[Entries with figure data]
======

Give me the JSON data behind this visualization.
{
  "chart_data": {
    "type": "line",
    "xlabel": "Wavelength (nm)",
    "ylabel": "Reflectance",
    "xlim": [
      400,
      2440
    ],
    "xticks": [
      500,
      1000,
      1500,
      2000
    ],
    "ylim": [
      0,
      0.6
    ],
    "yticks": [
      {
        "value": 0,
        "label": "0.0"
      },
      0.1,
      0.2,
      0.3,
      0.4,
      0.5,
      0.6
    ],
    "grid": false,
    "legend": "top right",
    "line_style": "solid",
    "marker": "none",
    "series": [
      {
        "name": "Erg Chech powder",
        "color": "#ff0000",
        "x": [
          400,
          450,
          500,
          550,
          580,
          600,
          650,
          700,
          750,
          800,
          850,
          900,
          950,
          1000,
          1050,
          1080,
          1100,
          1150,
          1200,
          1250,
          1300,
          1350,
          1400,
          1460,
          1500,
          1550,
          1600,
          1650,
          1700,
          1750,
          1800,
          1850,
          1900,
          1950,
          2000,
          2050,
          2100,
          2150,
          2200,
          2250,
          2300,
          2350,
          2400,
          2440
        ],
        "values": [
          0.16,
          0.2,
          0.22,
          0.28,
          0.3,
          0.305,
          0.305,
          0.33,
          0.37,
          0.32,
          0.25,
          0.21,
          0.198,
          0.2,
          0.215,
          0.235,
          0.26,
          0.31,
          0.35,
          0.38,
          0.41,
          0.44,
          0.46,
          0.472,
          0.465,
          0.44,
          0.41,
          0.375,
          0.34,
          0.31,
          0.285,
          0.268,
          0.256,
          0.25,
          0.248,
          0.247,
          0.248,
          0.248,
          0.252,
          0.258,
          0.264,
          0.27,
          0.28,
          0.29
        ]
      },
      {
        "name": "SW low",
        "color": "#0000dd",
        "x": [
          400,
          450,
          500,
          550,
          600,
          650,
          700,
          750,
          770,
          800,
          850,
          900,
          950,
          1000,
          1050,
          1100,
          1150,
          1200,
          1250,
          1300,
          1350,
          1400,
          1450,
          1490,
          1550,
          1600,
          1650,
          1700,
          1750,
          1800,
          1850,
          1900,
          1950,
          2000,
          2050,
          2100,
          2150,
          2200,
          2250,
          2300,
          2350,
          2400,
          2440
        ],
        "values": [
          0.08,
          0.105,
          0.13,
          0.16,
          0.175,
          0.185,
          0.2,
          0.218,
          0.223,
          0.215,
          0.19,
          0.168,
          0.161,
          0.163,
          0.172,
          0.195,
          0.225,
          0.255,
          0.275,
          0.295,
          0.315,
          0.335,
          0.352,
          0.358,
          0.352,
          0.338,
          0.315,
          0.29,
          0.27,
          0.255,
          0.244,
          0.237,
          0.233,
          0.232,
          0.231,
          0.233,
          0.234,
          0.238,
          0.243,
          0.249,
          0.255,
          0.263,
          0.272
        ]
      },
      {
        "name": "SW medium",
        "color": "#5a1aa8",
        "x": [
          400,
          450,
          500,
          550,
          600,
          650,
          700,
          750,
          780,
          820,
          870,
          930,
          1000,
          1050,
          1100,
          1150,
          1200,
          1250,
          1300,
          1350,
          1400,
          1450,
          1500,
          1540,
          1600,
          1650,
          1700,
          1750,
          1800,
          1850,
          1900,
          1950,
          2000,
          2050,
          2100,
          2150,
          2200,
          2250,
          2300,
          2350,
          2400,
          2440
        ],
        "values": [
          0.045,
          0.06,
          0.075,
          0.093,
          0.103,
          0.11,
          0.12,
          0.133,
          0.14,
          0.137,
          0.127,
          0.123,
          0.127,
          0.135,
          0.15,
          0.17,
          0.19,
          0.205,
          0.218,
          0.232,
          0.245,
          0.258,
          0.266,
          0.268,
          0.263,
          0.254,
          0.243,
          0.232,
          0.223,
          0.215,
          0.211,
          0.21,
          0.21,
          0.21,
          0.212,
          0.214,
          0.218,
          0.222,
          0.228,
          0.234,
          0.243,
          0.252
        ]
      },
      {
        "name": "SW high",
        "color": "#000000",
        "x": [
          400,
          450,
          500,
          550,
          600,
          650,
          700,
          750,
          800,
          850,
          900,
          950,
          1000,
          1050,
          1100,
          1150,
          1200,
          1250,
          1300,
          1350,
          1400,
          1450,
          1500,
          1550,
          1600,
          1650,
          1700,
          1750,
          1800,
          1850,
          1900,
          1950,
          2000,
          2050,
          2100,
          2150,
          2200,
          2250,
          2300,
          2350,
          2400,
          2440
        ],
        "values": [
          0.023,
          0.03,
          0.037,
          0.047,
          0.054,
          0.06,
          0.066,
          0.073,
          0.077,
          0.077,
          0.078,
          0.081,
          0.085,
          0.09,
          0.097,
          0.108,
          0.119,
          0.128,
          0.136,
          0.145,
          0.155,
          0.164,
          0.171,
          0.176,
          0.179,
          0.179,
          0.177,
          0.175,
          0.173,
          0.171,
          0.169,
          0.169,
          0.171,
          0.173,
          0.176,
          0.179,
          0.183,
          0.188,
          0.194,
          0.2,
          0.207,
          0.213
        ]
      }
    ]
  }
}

======

REQUIRED TASK: Transcribe every entry word for word.

PROBLEM SOLUTION:
Give me the JSON data behind this visualization.
{
  "chart_data": {
    "type": "line",
    "xlabel": "Wavelength (nm)",
    "ylabel": "Reflectance",
    "xlim": [
      400,
      2440
    ],
    "xticks": [
      500,
      1000,
      1500,
      2000
    ],
    "ylim": [
      0,
      0.6
    ],
    "yticks": [
      {
        "value": 0,
        "label": "0.0"
      },
      0.1,
      0.2,
      0.3,
      0.4,
      0.5,
      0.6
    ],
    "grid": false,
    "legend": "top right",
    "line_style": "solid",
    "marker": "none",
    "series": [
      {
        "name": "Erg Chech powder",
        "color": "#ff0000",
        "x": [
          400,
          450,
          500,
          550,
          580,
          600,
          650,
          700,
          750,
          800,
          850,
          900,
          950,
          1000,
          1050,
          1080,
          1100,
          1150,
          1200,
          1250,
          1300,
          1350,
          1400,
          1460,
          1500,
          1550,
          1600,
          1650,
          1700,
          1750,
          1800,
          1850,
          1900,
          1950,
          2000,
          2050,
          2100,
          2150,
          2200,
          2250,
          2300,
          2350,
          2400,
          2440
        ],
        "values": [
          0.16,
          0.2,
          0.22,
          0.28,
          0.3,
          0.305,
          0.305,
          0.33,
          0.37,
          0.32,
          0.25,
          0.21,
          0.198,
          0.2,
          0.215,
          0.235,
          0.26,
          0.31,
          0.35,
          0.38,
          0.41,
          0.44,
          0.46,
          0.472,
          0.465,
          0.44,
          0.41,
          0.375,
          0.34,
          0.31,
          0.285,
          0.268,
          0.256,
          0.25,
          0.248,
          0.247,
          0.248,
          0.248,
          0.252,
          0.258,
          0.264,
          0.27,
          0.28,
          0.29
        ]
      },
      {
        "name": "SW low",
        "color": "#0000dd",
        "x": [
          400,
          450,
          500,
          550,
          600,
          650,
          700,
          750,
          770,
          800,
          850,
          900,
          950,
          1000,
          1050,
          1100,
          1150,
          1200,
          1250,
          1300,
          1350,
          1400,
          1450,
          1490,
          1550,
          1600,
          1650,
          1700,
          1750,
          1800,
          1850,
          1900,
          1950,
          2000,
          2050,
          2100,
          2150,
          2200,
          2250,
          2300,
          2350,
          2400,
          2440
        ],
        "values": [
          0.08,
          0.105,
          0.13,
          0.16,
          0.175,
          0.185,
          0.2,
          0.218,
          0.223,
          0.215,
          0.19,
          0.168,
          0.161,
          0.163,
          0.172,
          0.195,
          0.225,
          0.255,
          0.275,
          0.295,
          0.315,
          0.335,
          0.352,
          0.358,
          0.352,
          0.338,
          0.315,
          0.29,
          0.27,
          0.255,
          0.244,
          0.237,
          0.233,
          0.232,
          0.231,
          0.233,
          0.234,
          0.238,
          0.243,
          0.249,
          0.255,
          0.263,
          0.272
        ]
      },
      {
        "name": "SW medium",
        "color": "#5a1aa8",
        "x": [
          400,
          450,
          500,
          550,
          600,
          650,
          700,
          750,
          780,
          820,
          870,
          930,
          1000,
          1050,
          1100,
          1150,
          1200,
          1250,
          1300,
          1350,
          1400,
          1450,
          1500,
          1540,
          1600,
          1650,
          1700,
          1750,
          1800,
          1850,
          1900,
          1950,
          2000,
          2050,
          2100,
          2150,
          2200,
          2250,
          2300,
          2350,
          2400,
          2440
        ],
        "values": [
          0.045,
          0.06,
          0.075,
          0.093,
          0.103,
          0.11,
          0.12,
          0.133,
          0.14,
          0.137,
          0.127,
          0.123,
          0.127,
          0.135,
          0.15,
          0.17,
          0.19,
          0.205,
          0.218,
          0.232,
          0.245,
          0.258,
          0.266,
          0.268,
          0.263,
          0.254,
          0.243,
          0.232,
          0.223,
          0.215,
          0.211,
          0.21,
          0.21,
          0.21,
          0.212,
          0.214,
          0.218,
          0.222,
          0.228,
          0.234,
          0.243,
          0.252
        ]
      },
      {
        "name": "SW high",
        "color": "#000000",
        "x": [
          400,
          450,
          500,
          550,
          600,
          650,
          700,
          750,
          800,
          850,
          900,
          950,
          1000,
          1050,
          1100,
          1150,
          1200,
          1250,
          1300,
          1350,
          1400,
          1450,
          1500,
          1550,
          1600,
          1650,
          1700,
          1750,
          1800,
          1850,
          1900,
          1950,
          2000,
          2050,
          2100,
          2150,
          2200,
          2250,
          2300,
          2350,
          2400,
          2440
        ],
        "values": [
          0.023,
          0.03,
          0.037,
          0.047,
          0.054,
          0.06,
          0.066,
          0.073,
          0.077,
          0.077,
          0.078,
          0.081,
          0.085,
          0.09,
          0.097,
          0.108,
          0.119,
          0.128,
          0.136,
          0.145,
          0.155,
          0.164,
          0.171,
          0.176,
          0.179,
          0.179,
          0.177,
          0.175,
          0.173,
          0.171,
          0.169,
          0.169,
          0.171,
          0.173,
          0.176,
          0.179,
          0.183,
          0.188,
          0.194,
          0.2,
          0.207,
          0.213
        ]
      }
    ]
  }
}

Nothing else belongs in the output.